Extract each line bearing the word "beneficios".

━━━━━━━━━━━━━━━━

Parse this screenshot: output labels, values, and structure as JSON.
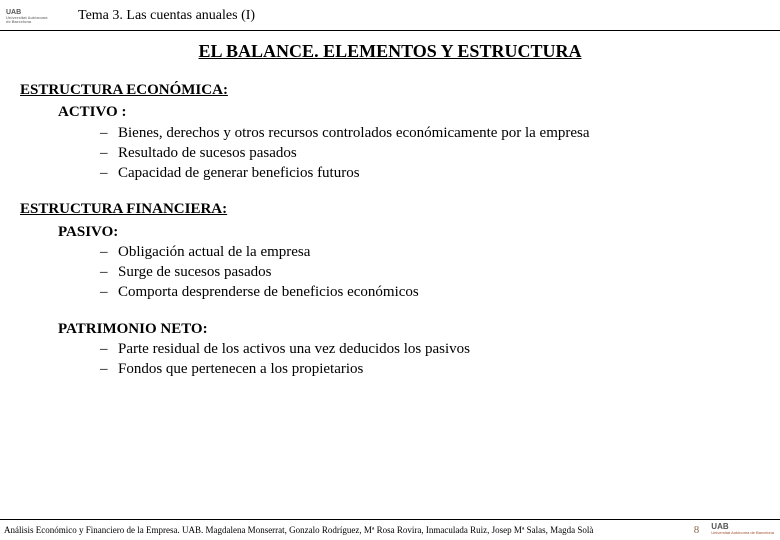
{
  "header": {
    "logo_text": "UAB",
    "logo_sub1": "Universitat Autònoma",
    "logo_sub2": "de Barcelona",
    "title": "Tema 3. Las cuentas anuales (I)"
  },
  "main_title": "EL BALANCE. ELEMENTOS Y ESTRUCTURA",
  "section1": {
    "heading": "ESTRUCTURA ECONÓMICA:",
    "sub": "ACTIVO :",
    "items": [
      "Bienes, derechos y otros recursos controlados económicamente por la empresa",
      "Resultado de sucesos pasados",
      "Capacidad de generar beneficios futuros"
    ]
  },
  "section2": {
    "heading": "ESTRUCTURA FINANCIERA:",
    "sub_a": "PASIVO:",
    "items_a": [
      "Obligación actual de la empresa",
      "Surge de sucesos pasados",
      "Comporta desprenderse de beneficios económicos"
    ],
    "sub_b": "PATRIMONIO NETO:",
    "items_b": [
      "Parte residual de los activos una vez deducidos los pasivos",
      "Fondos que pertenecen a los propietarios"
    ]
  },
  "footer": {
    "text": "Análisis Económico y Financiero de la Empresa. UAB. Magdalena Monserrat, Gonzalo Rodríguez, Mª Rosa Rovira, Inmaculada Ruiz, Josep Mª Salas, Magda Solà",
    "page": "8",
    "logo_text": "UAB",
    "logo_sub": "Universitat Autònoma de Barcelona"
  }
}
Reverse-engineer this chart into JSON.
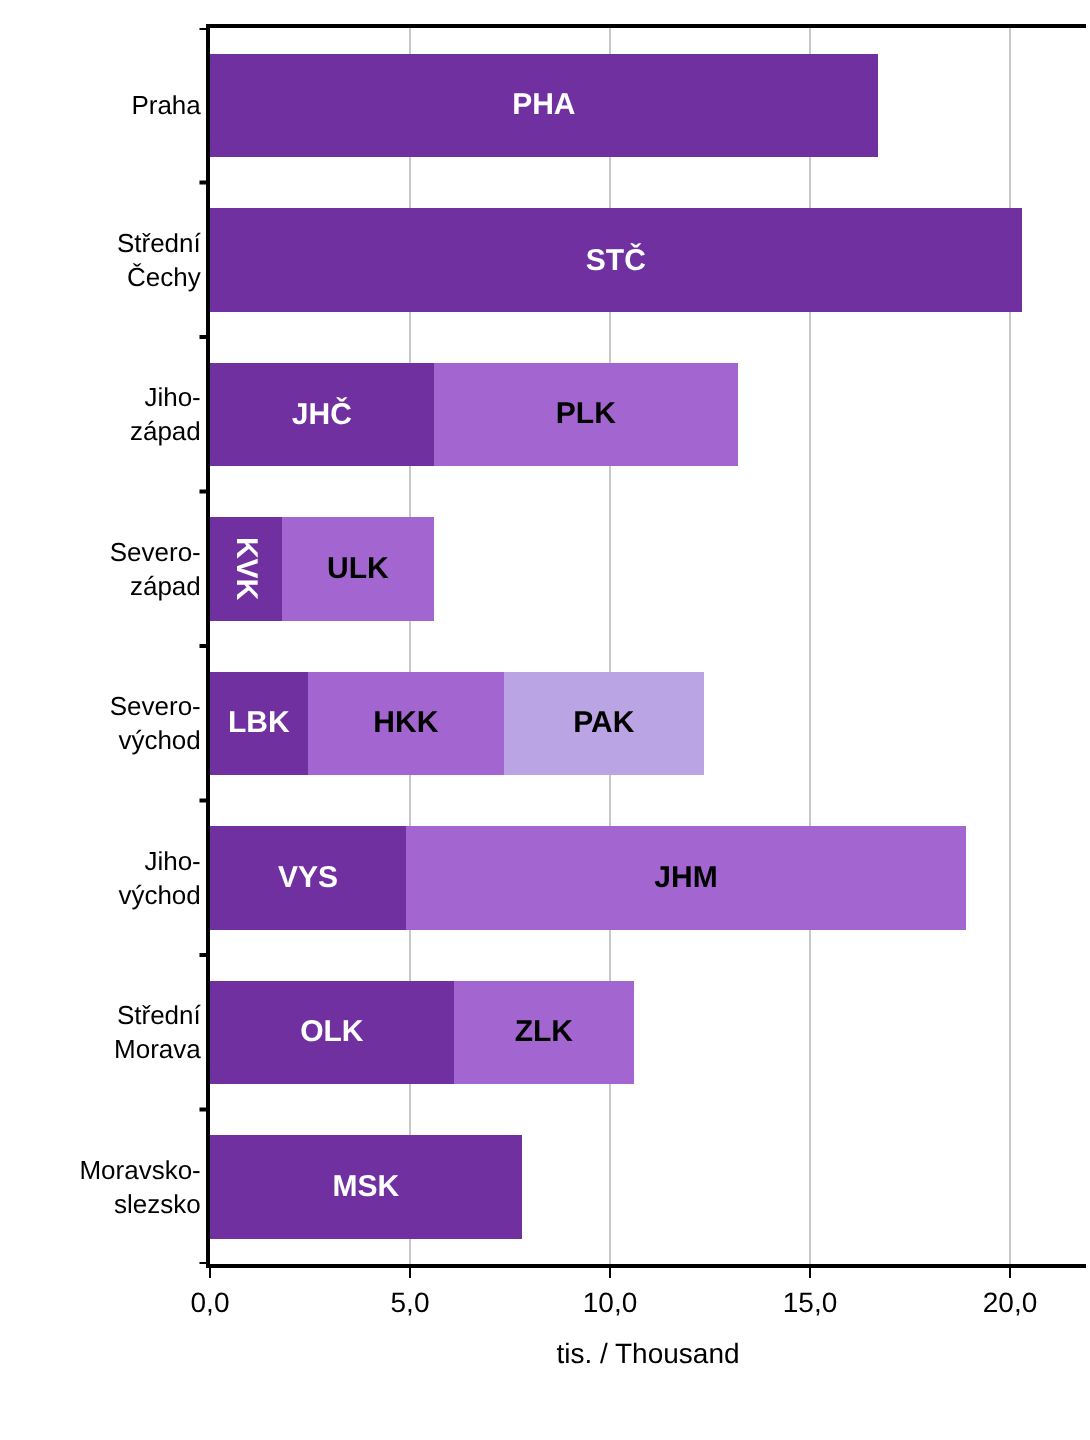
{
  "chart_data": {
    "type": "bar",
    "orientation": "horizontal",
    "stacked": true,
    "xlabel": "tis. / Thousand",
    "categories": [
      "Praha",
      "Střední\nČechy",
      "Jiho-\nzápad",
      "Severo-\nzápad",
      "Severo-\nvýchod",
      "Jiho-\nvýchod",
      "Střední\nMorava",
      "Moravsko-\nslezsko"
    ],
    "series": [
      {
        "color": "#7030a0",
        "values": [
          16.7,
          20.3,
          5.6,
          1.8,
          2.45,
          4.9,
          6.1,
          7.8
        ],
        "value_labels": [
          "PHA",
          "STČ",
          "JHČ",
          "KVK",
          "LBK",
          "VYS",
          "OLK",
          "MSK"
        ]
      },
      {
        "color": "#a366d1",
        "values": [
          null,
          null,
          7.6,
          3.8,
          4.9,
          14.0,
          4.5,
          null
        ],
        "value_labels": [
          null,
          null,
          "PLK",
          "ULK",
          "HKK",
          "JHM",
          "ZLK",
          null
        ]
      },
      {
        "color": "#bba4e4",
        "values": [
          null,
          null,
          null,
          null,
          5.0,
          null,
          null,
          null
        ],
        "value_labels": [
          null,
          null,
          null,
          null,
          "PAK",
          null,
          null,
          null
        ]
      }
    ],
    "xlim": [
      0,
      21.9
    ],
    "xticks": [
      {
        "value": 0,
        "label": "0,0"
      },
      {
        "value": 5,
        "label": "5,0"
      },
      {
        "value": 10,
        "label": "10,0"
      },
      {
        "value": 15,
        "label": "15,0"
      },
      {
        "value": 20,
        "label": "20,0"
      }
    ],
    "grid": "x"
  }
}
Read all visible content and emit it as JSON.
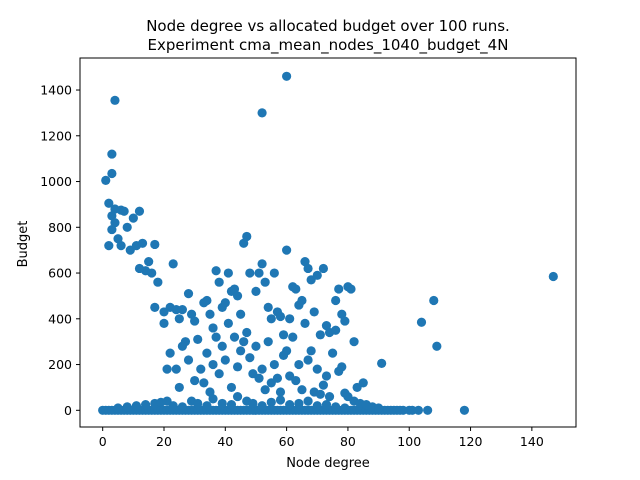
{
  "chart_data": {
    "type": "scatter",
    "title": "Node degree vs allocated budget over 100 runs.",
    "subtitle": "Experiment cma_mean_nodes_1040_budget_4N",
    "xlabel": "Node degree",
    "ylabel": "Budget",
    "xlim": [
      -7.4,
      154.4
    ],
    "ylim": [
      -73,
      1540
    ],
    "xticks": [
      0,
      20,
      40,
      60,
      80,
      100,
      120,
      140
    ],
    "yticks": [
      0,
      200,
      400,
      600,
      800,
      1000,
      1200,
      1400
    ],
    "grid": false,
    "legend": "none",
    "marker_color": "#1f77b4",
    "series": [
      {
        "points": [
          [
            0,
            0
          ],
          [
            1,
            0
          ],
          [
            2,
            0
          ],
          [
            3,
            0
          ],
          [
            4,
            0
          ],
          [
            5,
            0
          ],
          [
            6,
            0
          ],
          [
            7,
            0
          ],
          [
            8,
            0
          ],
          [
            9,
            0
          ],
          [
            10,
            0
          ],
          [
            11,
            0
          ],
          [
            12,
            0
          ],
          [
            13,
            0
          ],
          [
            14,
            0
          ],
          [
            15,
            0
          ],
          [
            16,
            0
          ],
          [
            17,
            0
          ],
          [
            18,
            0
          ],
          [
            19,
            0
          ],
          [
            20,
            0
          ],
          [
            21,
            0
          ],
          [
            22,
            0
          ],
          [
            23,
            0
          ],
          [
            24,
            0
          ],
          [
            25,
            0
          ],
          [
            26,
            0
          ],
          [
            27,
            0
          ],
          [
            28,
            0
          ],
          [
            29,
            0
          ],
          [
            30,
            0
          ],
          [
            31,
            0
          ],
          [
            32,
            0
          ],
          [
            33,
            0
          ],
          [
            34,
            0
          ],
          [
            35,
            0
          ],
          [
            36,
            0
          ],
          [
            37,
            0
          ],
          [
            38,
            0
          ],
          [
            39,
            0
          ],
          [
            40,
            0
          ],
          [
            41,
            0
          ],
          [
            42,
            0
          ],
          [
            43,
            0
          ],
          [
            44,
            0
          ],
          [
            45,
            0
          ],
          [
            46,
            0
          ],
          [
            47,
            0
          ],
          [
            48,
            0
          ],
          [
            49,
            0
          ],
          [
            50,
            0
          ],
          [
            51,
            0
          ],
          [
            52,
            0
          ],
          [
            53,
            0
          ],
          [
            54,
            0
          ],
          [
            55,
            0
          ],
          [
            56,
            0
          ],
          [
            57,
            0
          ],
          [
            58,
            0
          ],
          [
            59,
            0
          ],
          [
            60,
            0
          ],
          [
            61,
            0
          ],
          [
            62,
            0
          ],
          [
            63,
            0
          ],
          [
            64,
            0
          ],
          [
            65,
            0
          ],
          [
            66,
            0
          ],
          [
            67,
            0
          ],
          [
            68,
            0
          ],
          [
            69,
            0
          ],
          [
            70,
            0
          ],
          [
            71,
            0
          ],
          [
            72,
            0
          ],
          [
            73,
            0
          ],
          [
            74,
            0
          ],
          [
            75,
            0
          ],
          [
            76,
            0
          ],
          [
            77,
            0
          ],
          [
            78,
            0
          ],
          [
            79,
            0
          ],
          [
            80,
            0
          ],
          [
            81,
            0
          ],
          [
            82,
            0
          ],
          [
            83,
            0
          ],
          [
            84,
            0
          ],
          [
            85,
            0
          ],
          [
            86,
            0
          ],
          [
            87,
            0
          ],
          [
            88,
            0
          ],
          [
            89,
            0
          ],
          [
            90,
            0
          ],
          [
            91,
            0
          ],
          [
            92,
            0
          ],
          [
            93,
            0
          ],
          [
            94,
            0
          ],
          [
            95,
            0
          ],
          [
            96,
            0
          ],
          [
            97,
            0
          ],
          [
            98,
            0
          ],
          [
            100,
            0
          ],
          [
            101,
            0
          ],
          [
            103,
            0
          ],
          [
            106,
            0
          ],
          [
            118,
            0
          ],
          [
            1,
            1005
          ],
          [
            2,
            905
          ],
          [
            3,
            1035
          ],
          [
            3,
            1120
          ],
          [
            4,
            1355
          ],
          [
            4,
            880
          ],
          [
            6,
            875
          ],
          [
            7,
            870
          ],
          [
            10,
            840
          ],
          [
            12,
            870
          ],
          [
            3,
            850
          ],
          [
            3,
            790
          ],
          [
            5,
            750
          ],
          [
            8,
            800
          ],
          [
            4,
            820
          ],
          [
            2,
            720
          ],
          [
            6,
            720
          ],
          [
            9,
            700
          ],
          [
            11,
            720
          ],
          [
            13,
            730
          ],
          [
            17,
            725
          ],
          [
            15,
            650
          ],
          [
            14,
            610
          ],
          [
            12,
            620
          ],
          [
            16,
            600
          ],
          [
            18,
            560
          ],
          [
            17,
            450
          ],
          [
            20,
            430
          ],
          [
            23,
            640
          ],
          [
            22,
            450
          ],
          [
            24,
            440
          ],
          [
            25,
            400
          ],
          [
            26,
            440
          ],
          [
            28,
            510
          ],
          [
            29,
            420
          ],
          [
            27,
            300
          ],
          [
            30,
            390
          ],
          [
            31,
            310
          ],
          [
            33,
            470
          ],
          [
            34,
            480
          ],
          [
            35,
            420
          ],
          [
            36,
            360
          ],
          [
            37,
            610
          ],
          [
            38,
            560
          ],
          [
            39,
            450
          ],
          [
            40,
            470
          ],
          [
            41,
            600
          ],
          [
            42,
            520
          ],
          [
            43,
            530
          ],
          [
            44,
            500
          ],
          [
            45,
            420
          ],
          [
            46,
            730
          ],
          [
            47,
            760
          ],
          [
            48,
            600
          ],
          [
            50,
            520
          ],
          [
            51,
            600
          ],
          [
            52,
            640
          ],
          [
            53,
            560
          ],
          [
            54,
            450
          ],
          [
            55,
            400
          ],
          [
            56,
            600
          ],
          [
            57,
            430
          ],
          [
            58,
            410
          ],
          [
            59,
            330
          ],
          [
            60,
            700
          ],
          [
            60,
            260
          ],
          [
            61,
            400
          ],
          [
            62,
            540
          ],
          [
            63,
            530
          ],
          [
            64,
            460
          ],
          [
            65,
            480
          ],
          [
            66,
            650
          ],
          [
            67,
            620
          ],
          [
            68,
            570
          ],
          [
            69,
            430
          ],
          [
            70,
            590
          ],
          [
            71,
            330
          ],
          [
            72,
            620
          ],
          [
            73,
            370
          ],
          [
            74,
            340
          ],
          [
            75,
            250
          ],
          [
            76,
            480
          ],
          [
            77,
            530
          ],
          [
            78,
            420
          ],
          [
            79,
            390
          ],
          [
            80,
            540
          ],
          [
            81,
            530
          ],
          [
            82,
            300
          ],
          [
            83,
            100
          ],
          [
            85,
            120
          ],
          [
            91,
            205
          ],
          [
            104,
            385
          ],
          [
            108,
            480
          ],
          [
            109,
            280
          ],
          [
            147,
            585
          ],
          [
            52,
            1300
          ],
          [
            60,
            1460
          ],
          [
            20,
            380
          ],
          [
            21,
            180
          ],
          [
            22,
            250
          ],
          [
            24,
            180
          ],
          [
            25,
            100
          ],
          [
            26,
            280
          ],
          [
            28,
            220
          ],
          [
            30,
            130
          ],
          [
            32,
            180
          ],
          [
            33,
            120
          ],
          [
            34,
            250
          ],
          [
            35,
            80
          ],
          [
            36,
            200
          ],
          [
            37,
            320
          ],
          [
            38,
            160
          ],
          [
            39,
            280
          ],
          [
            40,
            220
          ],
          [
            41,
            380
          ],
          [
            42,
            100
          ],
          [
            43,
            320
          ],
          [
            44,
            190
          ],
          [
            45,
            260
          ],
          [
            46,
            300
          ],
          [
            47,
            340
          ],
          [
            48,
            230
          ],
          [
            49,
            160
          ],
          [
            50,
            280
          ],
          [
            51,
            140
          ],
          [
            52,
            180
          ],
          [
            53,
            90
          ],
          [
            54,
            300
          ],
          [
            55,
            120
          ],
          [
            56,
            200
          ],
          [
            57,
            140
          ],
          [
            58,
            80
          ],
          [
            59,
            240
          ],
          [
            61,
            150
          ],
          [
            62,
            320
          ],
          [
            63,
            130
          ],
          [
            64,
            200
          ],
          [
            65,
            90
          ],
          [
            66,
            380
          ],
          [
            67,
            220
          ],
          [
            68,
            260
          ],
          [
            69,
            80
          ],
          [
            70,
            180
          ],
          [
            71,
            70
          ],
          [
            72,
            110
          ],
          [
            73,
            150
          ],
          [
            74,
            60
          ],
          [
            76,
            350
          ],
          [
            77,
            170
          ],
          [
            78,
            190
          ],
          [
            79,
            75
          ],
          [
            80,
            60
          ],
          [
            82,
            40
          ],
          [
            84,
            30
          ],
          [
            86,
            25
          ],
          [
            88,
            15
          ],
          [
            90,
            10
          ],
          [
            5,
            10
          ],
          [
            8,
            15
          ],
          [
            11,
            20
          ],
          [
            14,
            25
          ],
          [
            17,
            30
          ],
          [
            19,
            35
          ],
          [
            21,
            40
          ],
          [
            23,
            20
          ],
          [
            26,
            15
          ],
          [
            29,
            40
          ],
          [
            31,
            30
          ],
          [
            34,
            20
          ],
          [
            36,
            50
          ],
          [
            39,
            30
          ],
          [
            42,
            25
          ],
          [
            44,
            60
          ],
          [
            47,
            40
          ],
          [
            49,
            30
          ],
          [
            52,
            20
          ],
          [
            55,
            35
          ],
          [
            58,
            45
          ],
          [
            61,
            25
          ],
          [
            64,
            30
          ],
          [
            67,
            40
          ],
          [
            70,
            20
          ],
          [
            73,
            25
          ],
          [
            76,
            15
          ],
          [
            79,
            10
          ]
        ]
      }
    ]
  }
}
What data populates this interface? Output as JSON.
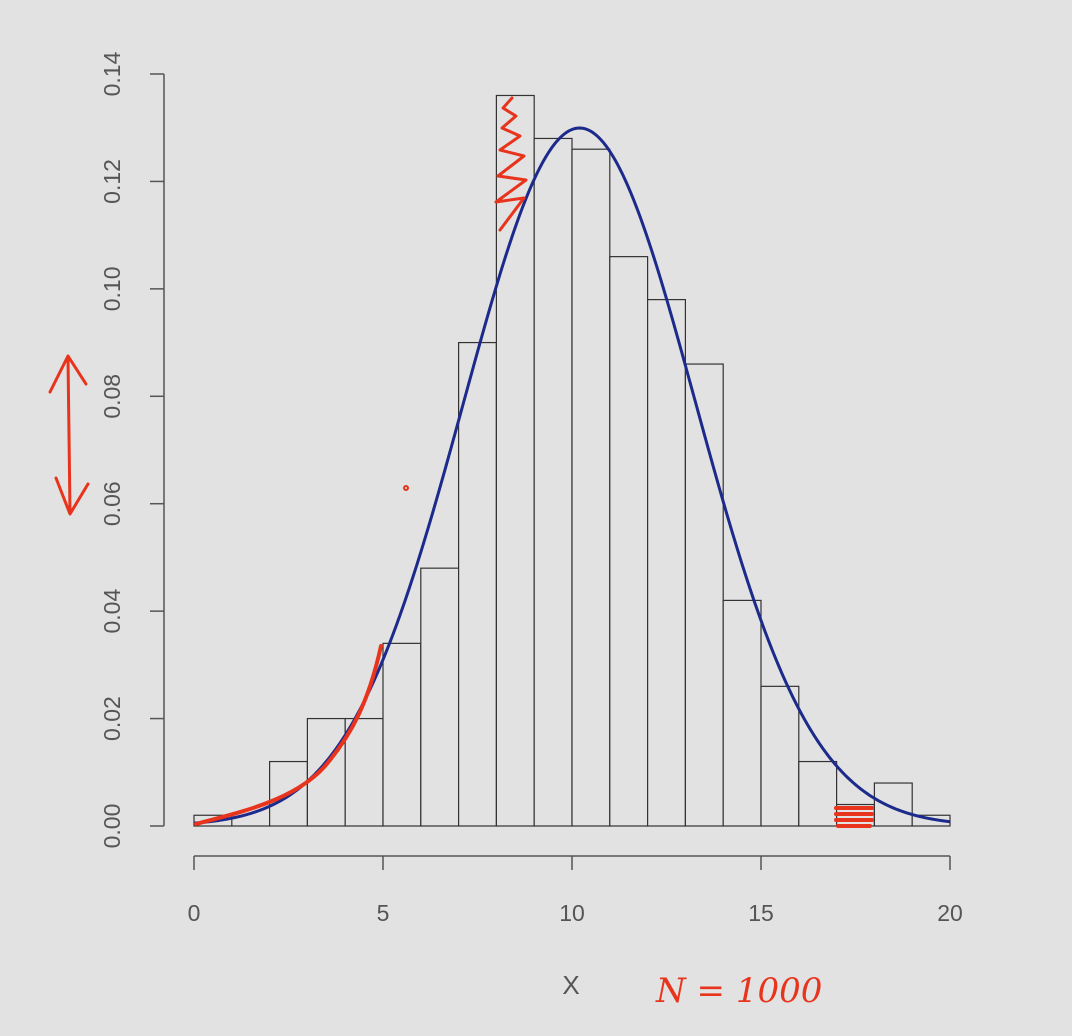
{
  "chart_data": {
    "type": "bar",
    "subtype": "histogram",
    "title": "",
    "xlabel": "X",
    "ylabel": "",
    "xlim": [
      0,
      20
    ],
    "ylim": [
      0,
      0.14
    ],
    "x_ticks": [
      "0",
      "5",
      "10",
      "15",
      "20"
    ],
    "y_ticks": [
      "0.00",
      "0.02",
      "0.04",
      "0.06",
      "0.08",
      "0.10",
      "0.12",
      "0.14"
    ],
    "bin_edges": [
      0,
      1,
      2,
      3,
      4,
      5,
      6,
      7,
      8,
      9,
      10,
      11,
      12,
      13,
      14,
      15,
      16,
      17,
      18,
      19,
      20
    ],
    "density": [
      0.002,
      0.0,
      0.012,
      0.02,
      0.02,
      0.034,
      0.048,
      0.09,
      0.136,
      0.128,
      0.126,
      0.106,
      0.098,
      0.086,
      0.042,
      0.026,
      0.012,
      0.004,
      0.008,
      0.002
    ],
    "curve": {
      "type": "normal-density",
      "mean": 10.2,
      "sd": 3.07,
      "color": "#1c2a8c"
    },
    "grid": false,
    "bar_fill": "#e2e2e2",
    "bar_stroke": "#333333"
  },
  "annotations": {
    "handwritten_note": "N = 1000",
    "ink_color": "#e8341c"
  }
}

━━━━━━━━━━━━━━━━

- **Answer for this exercise**:
      "Capacidad de generar beneficios futuros"
      "Comporta desprenderse de beneficios económicos"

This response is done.